**DATA LINES**
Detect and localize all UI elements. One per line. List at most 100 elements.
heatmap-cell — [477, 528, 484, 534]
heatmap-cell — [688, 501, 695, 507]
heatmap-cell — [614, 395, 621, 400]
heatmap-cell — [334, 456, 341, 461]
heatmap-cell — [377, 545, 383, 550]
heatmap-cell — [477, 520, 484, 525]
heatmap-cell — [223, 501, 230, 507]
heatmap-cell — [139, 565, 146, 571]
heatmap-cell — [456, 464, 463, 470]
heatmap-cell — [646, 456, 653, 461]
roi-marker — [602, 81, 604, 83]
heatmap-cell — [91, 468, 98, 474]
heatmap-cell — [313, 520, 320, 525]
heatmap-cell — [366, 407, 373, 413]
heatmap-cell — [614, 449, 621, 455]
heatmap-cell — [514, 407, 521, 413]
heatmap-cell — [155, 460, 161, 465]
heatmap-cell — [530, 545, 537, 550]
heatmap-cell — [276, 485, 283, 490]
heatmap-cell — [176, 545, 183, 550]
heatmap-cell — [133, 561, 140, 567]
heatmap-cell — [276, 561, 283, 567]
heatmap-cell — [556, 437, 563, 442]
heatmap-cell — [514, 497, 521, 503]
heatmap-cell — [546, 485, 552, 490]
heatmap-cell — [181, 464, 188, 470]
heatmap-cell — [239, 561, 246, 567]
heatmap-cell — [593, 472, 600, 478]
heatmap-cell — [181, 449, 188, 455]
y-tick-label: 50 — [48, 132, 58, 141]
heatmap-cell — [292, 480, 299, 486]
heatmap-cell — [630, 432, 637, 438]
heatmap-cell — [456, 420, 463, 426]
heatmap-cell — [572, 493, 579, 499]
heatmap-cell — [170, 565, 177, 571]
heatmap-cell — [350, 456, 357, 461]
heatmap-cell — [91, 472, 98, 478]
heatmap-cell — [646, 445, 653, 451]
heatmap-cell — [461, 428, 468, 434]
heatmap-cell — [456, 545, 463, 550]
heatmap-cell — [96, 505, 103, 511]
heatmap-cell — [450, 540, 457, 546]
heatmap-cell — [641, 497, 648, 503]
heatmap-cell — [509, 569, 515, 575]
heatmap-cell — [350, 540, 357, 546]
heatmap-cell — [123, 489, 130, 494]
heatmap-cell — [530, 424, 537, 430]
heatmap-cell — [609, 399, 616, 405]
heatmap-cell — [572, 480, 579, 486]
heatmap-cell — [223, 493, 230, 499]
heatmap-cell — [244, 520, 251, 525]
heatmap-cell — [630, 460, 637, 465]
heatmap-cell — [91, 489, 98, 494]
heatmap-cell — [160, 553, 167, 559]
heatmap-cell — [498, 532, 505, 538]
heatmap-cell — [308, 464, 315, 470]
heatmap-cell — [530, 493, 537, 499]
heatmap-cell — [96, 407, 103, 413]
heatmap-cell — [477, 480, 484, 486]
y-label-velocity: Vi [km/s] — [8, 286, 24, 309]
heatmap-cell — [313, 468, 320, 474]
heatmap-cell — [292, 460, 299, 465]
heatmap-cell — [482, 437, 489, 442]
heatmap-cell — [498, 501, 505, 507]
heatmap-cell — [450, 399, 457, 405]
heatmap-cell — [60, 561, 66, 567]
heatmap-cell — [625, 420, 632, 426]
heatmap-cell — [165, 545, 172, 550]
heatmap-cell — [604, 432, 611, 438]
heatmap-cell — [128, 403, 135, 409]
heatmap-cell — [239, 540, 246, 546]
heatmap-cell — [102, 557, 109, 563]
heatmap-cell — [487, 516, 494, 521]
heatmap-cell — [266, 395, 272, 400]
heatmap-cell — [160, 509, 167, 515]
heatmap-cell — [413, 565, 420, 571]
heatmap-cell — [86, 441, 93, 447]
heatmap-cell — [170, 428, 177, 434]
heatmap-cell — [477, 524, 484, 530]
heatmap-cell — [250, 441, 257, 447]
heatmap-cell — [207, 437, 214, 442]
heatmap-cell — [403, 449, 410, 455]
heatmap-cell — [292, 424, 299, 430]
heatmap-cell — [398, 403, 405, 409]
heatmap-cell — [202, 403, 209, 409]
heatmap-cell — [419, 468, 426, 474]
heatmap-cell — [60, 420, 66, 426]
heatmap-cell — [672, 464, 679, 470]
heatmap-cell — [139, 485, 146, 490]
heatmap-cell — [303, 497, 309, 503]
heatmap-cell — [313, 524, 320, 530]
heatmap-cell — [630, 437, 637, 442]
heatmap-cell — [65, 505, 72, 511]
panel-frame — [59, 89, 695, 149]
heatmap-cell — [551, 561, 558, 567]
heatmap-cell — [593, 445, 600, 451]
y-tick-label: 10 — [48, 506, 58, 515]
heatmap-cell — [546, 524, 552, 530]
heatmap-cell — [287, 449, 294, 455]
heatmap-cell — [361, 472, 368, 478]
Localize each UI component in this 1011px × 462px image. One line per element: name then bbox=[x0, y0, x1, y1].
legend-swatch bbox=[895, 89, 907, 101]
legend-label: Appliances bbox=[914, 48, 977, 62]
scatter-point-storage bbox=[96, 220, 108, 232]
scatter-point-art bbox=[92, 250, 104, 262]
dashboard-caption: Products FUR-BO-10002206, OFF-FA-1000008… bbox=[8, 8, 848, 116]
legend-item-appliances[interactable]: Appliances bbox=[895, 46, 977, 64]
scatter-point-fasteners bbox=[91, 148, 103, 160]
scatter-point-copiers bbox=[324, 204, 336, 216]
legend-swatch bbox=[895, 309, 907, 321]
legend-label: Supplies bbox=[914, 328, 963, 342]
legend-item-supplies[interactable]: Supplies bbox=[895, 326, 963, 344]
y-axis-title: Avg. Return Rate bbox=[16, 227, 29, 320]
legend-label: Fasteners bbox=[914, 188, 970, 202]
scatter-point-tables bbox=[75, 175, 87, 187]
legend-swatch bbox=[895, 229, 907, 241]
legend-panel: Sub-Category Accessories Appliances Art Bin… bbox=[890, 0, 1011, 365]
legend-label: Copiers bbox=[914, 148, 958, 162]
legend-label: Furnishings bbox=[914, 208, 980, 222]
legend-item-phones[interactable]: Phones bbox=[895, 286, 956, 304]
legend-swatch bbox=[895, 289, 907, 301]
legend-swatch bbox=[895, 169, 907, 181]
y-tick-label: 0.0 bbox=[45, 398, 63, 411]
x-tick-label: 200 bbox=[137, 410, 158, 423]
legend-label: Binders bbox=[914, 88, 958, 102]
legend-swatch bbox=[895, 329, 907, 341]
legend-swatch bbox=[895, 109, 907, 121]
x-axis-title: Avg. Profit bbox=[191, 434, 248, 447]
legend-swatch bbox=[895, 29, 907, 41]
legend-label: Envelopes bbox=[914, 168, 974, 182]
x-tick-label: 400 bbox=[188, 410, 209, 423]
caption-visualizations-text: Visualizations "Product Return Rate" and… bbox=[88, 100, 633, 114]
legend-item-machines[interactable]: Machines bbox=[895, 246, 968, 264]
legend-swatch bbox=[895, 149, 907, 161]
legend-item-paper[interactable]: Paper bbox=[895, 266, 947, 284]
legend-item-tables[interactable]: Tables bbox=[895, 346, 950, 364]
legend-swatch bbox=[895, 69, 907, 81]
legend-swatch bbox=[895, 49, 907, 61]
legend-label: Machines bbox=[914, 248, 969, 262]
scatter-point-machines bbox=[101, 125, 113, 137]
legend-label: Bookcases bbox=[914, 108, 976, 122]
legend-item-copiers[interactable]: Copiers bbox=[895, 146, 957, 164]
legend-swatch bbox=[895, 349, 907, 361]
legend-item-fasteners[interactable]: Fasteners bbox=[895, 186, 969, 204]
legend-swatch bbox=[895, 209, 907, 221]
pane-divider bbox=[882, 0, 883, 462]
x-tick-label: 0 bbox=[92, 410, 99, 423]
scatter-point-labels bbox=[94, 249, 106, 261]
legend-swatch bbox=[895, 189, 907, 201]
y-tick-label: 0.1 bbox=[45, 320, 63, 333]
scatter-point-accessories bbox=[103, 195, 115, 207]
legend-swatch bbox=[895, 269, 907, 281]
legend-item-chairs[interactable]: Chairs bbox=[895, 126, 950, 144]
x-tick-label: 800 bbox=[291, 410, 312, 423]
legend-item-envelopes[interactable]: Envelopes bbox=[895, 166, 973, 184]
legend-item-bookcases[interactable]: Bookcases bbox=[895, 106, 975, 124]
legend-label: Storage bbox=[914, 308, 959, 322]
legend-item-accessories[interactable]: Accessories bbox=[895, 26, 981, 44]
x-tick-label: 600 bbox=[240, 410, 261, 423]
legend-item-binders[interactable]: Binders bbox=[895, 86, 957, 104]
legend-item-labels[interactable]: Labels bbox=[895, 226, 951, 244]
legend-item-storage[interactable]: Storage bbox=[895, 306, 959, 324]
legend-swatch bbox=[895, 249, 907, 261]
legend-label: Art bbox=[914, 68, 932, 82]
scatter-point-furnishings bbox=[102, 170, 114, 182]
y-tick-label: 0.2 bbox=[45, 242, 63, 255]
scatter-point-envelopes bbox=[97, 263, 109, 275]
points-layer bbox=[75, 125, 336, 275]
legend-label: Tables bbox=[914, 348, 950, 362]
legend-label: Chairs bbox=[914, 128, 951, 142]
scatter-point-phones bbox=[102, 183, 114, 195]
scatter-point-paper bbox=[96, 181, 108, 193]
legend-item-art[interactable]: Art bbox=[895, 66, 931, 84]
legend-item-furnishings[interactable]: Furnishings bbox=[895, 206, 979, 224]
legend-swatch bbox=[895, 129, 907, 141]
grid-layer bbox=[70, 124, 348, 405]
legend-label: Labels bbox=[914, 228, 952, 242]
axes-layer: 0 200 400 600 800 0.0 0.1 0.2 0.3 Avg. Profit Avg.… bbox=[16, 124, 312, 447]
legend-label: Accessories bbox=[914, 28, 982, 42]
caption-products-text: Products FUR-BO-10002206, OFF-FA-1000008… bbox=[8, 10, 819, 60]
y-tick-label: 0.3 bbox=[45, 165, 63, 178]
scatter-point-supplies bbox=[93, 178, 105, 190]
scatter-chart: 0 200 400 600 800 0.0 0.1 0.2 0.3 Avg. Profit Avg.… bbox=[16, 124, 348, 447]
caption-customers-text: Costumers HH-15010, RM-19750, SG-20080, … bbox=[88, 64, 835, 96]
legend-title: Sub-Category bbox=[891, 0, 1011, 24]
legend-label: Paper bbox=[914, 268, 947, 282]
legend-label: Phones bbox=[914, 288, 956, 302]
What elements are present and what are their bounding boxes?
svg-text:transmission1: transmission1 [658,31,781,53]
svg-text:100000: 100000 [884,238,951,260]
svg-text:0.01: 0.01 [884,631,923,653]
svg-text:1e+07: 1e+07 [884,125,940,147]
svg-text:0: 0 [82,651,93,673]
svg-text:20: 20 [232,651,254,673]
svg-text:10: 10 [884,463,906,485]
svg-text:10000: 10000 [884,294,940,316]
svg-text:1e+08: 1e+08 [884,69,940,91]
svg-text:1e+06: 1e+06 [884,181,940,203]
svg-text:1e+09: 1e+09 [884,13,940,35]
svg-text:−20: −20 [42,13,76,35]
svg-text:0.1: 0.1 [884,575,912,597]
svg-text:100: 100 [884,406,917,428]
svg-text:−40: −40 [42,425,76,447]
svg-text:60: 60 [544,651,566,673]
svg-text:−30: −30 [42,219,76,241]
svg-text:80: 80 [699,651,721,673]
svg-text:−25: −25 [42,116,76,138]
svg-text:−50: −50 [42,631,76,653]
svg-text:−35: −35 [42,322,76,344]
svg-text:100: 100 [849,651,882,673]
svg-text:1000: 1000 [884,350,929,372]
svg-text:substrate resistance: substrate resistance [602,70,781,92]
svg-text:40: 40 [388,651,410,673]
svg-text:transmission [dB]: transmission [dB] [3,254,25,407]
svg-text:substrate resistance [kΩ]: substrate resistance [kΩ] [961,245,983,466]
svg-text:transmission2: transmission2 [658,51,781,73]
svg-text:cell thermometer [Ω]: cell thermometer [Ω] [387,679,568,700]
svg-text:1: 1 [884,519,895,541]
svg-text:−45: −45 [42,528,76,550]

**AIM OF THE EXERCISE**
From the start of the records through the line containing "heatmap-cell — [377, 545, 383, 550]", rename "heatmap-cell" to "heatmap-tile" and give those lines again with nothing else changed.

**FINISHED TASK**
Detect and localize all UI elements. One per line. List at most 100 elements.
heatmap-tile — [477, 528, 484, 534]
heatmap-tile — [688, 501, 695, 507]
heatmap-tile — [614, 395, 621, 400]
heatmap-tile — [334, 456, 341, 461]
heatmap-tile — [377, 545, 383, 550]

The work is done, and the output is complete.